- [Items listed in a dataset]
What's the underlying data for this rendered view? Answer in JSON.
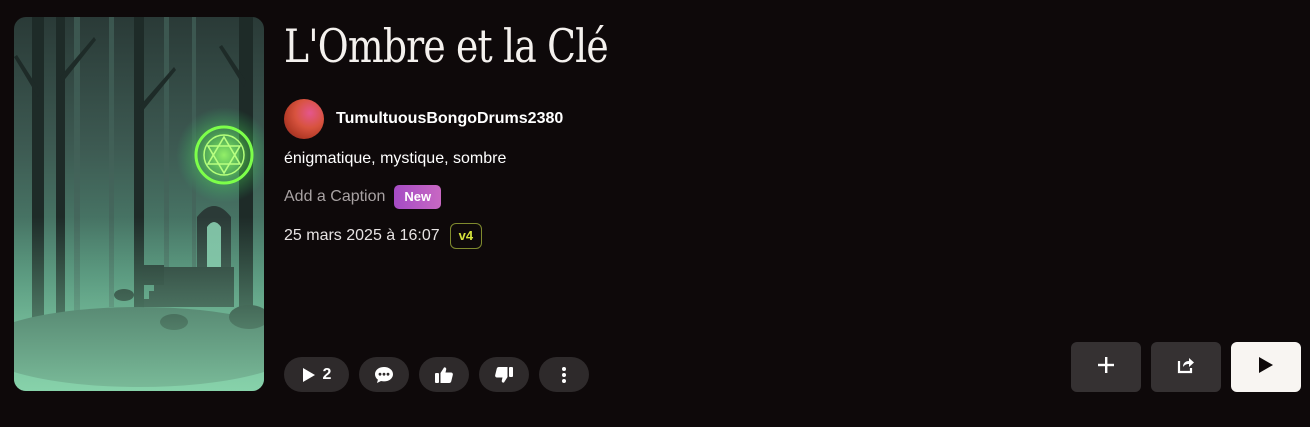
{
  "song": {
    "title": "L'Ombre et la Clé",
    "artist": "TumultuousBongoDrums2380",
    "tags": [
      "énigmatique",
      "mystique",
      "sombre"
    ],
    "caption_placeholder": "Add a Caption",
    "caption_badge": "New",
    "date": "25 mars 2025 à 16:07",
    "version": "v4"
  },
  "actions": {
    "play_count": "2"
  },
  "icons": {
    "play_count": "play-icon",
    "comment": "comment-icon",
    "like": "thumbs-up-icon",
    "dislike": "thumbs-down-icon",
    "more": "more-vertical-icon",
    "add": "plus-icon",
    "share": "share-icon",
    "play": "play-icon"
  },
  "colors": {
    "background": "#0e090a",
    "pill": "#2e2a2b",
    "badge_new": "#b557c4",
    "badge_version": "#d7e53c",
    "play_button": "#f8f5f2"
  }
}
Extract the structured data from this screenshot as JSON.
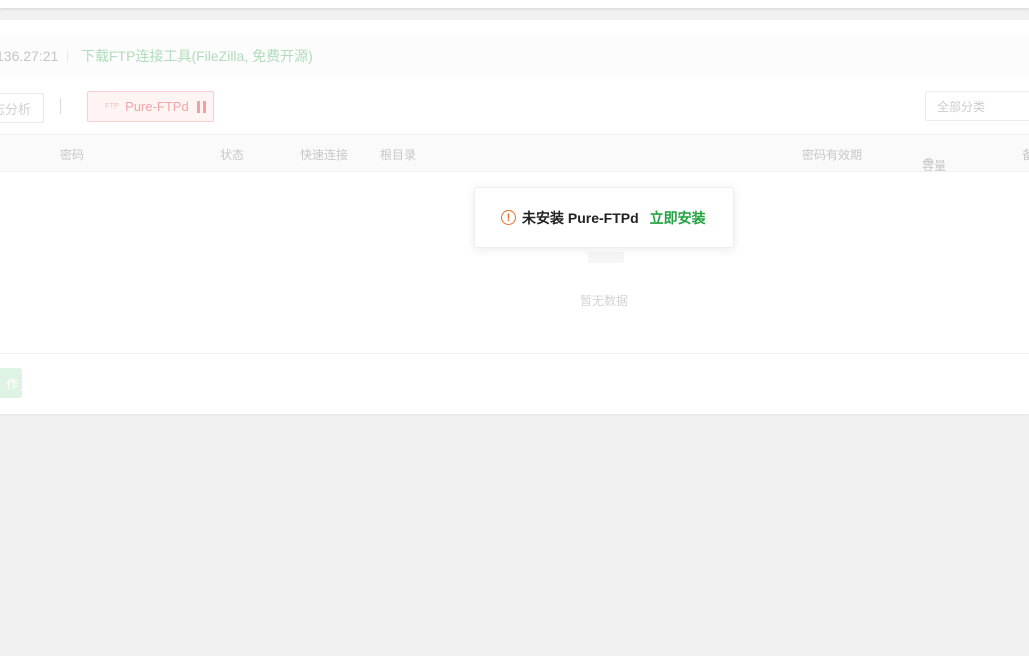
{
  "info_bar": {
    "ip_fragment": "136.27:21",
    "separator": "|",
    "download_link": "下载FTP连接工具(FileZilla, 免费开源)"
  },
  "toolbar": {
    "analyze_label": "志分析",
    "service_name": "Pure-FTPd",
    "service_icon_text": "FTP",
    "category_select_value": "全部分类"
  },
  "table": {
    "columns": [
      "密码",
      "状态",
      "快速连接",
      "根目录",
      "密码有效期",
      "容量",
      "备"
    ],
    "empty_text": "暂无数据"
  },
  "footer": {
    "batch_button_label": "作"
  },
  "toast": {
    "message": "未安装 Pure-FTPd",
    "action_label": "立即安装"
  },
  "colors": {
    "accent_green": "#21a340",
    "warning_orange": "#e46f2a",
    "stopped_red": "#f29f9f"
  }
}
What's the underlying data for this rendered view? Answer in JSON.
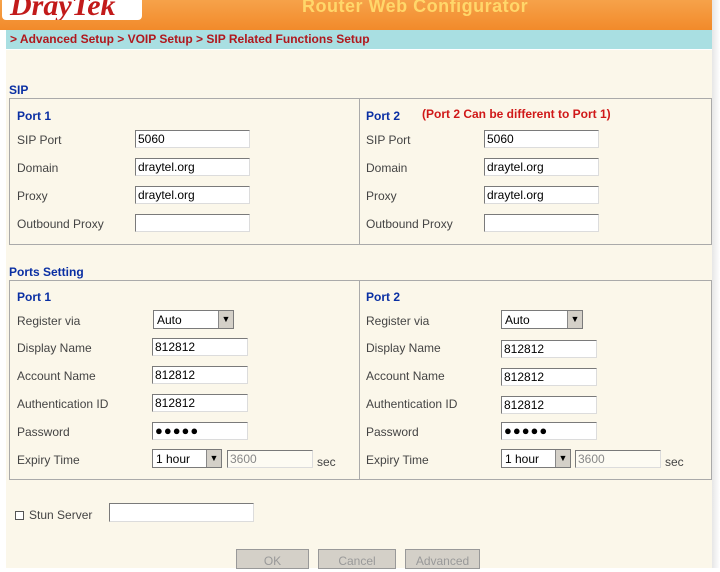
{
  "header": {
    "logo": "DrayTek",
    "app_title": "Router Web Configurator"
  },
  "breadcrumb": "> Advanced Setup > VOIP Setup > SIP Related Functions Setup",
  "sip": {
    "title": "SIP",
    "note": "(Port 2 Can be different to Port 1)",
    "port1": {
      "title": "Port 1",
      "sip_port_label": "SIP Port",
      "sip_port": "5060",
      "domain_label": "Domain",
      "domain": "draytel.org",
      "proxy_label": "Proxy",
      "proxy": "draytel.org",
      "outbound_label": "Outbound Proxy",
      "outbound": ""
    },
    "port2": {
      "title": "Port 2",
      "sip_port_label": "SIP Port",
      "sip_port": "5060",
      "domain_label": "Domain",
      "domain": "draytel.org",
      "proxy_label": "Proxy",
      "proxy": "draytel.org",
      "outbound_label": "Outbound Proxy",
      "outbound": ""
    }
  },
  "ports_setting": {
    "title": "Ports Setting",
    "port1": {
      "title": "Port 1",
      "register_label": "Register via",
      "register": "Auto",
      "display_label": "Display Name",
      "display": "812812",
      "account_label": "Account Name",
      "account": "812812",
      "auth_label": "Authentication ID",
      "auth": "812812",
      "password_label": "Password",
      "password": "●●●●●",
      "expiry_label": "Expiry Time",
      "expiry": "1 hour",
      "expiry_value": "3600",
      "sec": "sec"
    },
    "port2": {
      "title": "Port 2",
      "register_label": "Register via",
      "register": "Auto",
      "display_label": "Display Name",
      "display": "812812",
      "account_label": "Account Name",
      "account": "812812",
      "auth_label": "Authentication ID",
      "auth": "812812",
      "password_label": "Password",
      "password": "●●●●●",
      "expiry_label": "Expiry Time",
      "expiry": "1 hour",
      "expiry_value": "3600",
      "sec": "sec"
    }
  },
  "stun": {
    "label": "Stun Server",
    "value": ""
  },
  "buttons": {
    "ok": "OK",
    "cancel": "Cancel",
    "advanced": "Advanced"
  },
  "colors": {
    "header": "#f28a2a",
    "breadcrumb_bg": "#a9dfe2",
    "breadcrumb_text": "#b0181d",
    "content_bg": "#fbf7ea",
    "section_title": "#0a2fa3",
    "note": "#d01818"
  },
  "icons": {
    "dropdown": "chevron-down-icon"
  }
}
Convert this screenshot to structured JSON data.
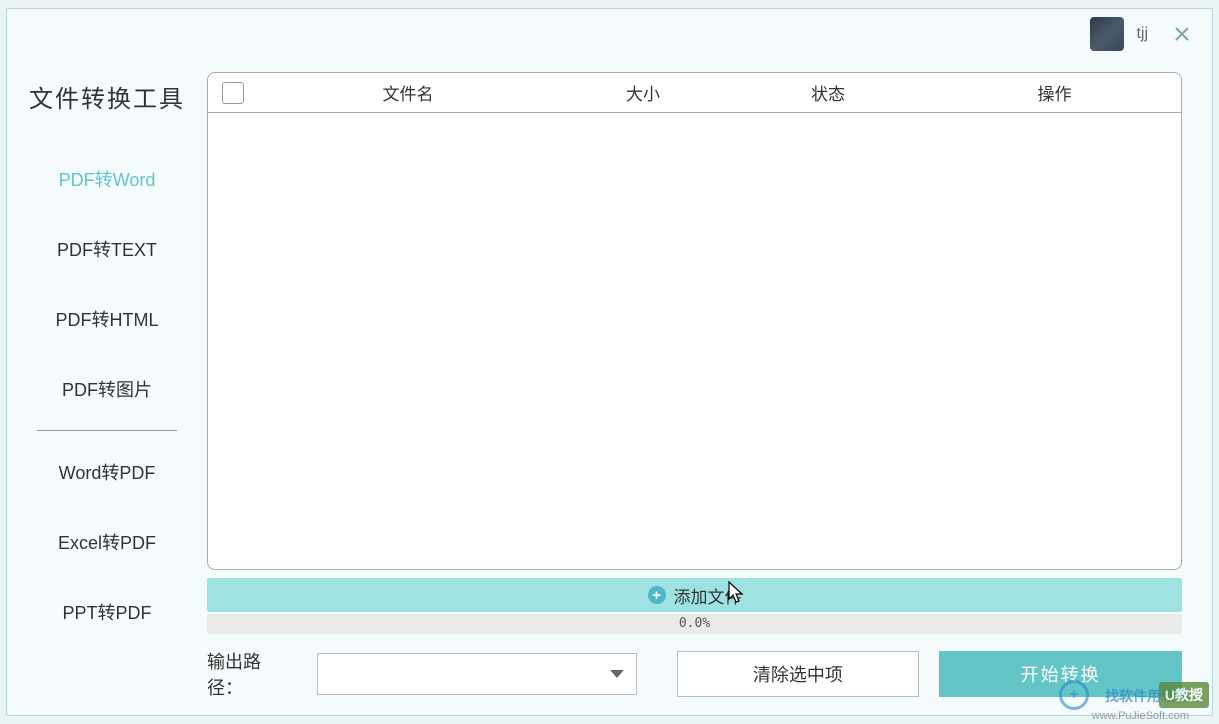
{
  "titlebar": {
    "username": "tjj"
  },
  "sidebar": {
    "title": "文件转换工具",
    "items": [
      {
        "label": "PDF转Word",
        "active": true
      },
      {
        "label": "PDF转TEXT",
        "active": false
      },
      {
        "label": "PDF转HTML",
        "active": false
      },
      {
        "label": "PDF转图片",
        "active": false
      },
      {
        "label": "Word转PDF",
        "active": false
      },
      {
        "label": "Excel转PDF",
        "active": false
      },
      {
        "label": "PPT转PDF",
        "active": false
      }
    ]
  },
  "table": {
    "headers": {
      "filename": "文件名",
      "size": "大小",
      "status": "状态",
      "action": "操作"
    }
  },
  "addFile": {
    "label": "添加文件"
  },
  "progress": {
    "text": "0.0%"
  },
  "output": {
    "label": "输出路径："
  },
  "buttons": {
    "clear": "清除选中项",
    "start": "开始转换"
  },
  "watermark": {
    "text1": "找软件用软件",
    "text2": "www.PuJieSoft.com",
    "u": "U教授"
  }
}
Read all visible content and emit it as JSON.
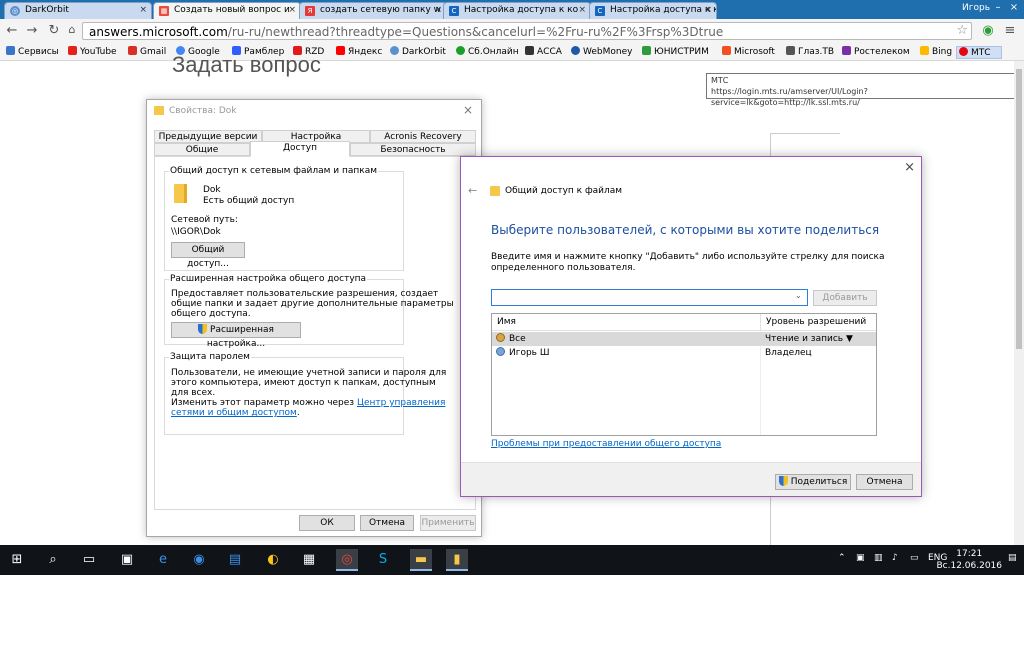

- [YOUR TASK]
Copy the listing exactly. Any image in it stays out of the copy.

- [RESPONSE TO THIS TASK]
What's the underlying data for this rendered view? Answer in JSON.
{
  "song": {
    "title": "L'Ombre et la Clé",
    "artist": "TumultuousBongoDrums2380",
    "tags": [
      "énigmatique",
      "mystique",
      "sombre"
    ],
    "caption_placeholder": "Add a Caption",
    "caption_badge": "New",
    "date": "25 mars 2025 à 16:07",
    "version": "v4"
  },
  "actions": {
    "play_count": "2"
  },
  "icons": {
    "play_count": "play-icon",
    "comment": "comment-icon",
    "like": "thumbs-up-icon",
    "dislike": "thumbs-down-icon",
    "more": "more-vertical-icon",
    "add": "plus-icon",
    "share": "share-icon",
    "play": "play-icon"
  },
  "colors": {
    "background": "#0e090a",
    "pill": "#2e2a2b",
    "badge_new": "#b557c4",
    "badge_version": "#d7e53c",
    "play_button": "#f8f5f2"
  }
}
Extract the structured data from this screenshot as JSON.
{
  "info_bar": {
    "ip_fragment": "136.27:21",
    "separator": "|",
    "download_link": "下载FTP连接工具(FileZilla, 免费开源)"
  },
  "toolbar": {
    "analyze_label": "志分析",
    "service_name": "Pure-FTPd",
    "service_icon_text": "FTP",
    "category_select_value": "全部分类"
  },
  "table": {
    "columns": [
      "密码",
      "状态",
      "快速连接",
      "根目录",
      "密码有效期",
      "容量",
      "备"
    ],
    "empty_text": "暂无数据"
  },
  "footer": {
    "batch_button_label": "作"
  },
  "toast": {
    "message": "未安装 Pure-FTPd",
    "action_label": "立即安装"
  },
  "colors": {
    "accent_green": "#21a340",
    "warning_orange": "#e46f2a",
    "stopped_red": "#f29f9f"
  }
}
What's the underlying data for this rendered view? Answer in JSON.
{
  "header": {
    "logo": "DrayTek",
    "app_title": "Router Web Configurator"
  },
  "breadcrumb": "> Advanced Setup > VOIP Setup > SIP Related Functions Setup",
  "sip": {
    "title": "SIP",
    "note": "(Port 2 Can be different to Port 1)",
    "port1": {
      "title": "Port 1",
      "sip_port_label": "SIP Port",
      "sip_port": "5060",
      "domain_label": "Domain",
      "domain": "draytel.org",
      "proxy_label": "Proxy",
      "proxy": "draytel.org",
      "outbound_label": "Outbound Proxy",
      "outbound": ""
    },
    "port2": {
      "title": "Port 2",
      "sip_port_label": "SIP Port",
      "sip_port": "5060",
      "domain_label": "Domain",
      "domain": "draytel.org",
      "proxy_label": "Proxy",
      "proxy": "draytel.org",
      "outbound_label": "Outbound Proxy",
      "outbound": ""
    }
  },
  "ports_setting": {
    "title": "Ports Setting",
    "port1": {
      "title": "Port 1",
      "register_label": "Register via",
      "register": "Auto",
      "display_label": "Display Name",
      "display": "812812",
      "account_label": "Account Name",
      "account": "812812",
      "auth_label": "Authentication ID",
      "auth": "812812",
      "password_label": "Password",
      "password": "●●●●●",
      "expiry_label": "Expiry Time",
      "expiry": "1 hour",
      "expiry_value": "3600",
      "sec": "sec"
    },
    "port2": {
      "title": "Port 2",
      "register_label": "Register via",
      "register": "Auto",
      "display_label": "Display Name",
      "display": "812812",
      "account_label": "Account Name",
      "account": "812812",
      "auth_label": "Authentication ID",
      "auth": "812812",
      "password_label": "Password",
      "password": "●●●●●",
      "expiry_label": "Expiry Time",
      "expiry": "1 hour",
      "expiry_value": "3600",
      "sec": "sec"
    }
  },
  "stun": {
    "label": "Stun Server",
    "value": ""
  },
  "buttons": {
    "ok": "OK",
    "cancel": "Cancel",
    "advanced": "Advanced"
  },
  "colors": {
    "header": "#f28a2a",
    "breadcrumb_bg": "#a9dfe2",
    "breadcrumb_text": "#b0181d",
    "content_bg": "#fbf7ea",
    "section_title": "#0a2fa3",
    "note": "#d01818"
  },
  "icons": {
    "dropdown": "chevron-down-icon"
  }
}
Convert this screenshot to structured JSON data.
{
  "titlebar": {
    "username": "tjj"
  },
  "sidebar": {
    "title": "文件转换工具",
    "items": [
      {
        "label": "PDF转Word",
        "active": true
      },
      {
        "label": "PDF转TEXT",
        "active": false
      },
      {
        "label": "PDF转HTML",
        "active": false
      },
      {
        "label": "PDF转图片",
        "active": false
      },
      {
        "label": "Word转PDF",
        "active": false
      },
      {
        "label": "Excel转PDF",
        "active": false
      },
      {
        "label": "PPT转PDF",
        "active": false
      }
    ]
  },
  "table": {
    "headers": {
      "filename": "文件名",
      "size": "大小",
      "status": "状态",
      "action": "操作"
    }
  },
  "addFile": {
    "label": "添加文件"
  },
  "progress": {
    "text": "0.0%"
  },
  "output": {
    "label": "输出路径："
  },
  "buttons": {
    "clear": "清除选中项",
    "start": "开始转换"
  },
  "watermark": {
    "text1": "找软件用软件",
    "text2": "www.PuJieSoft.com",
    "u": "U教授"
  }
}
Read all visible content and emit it as JSON.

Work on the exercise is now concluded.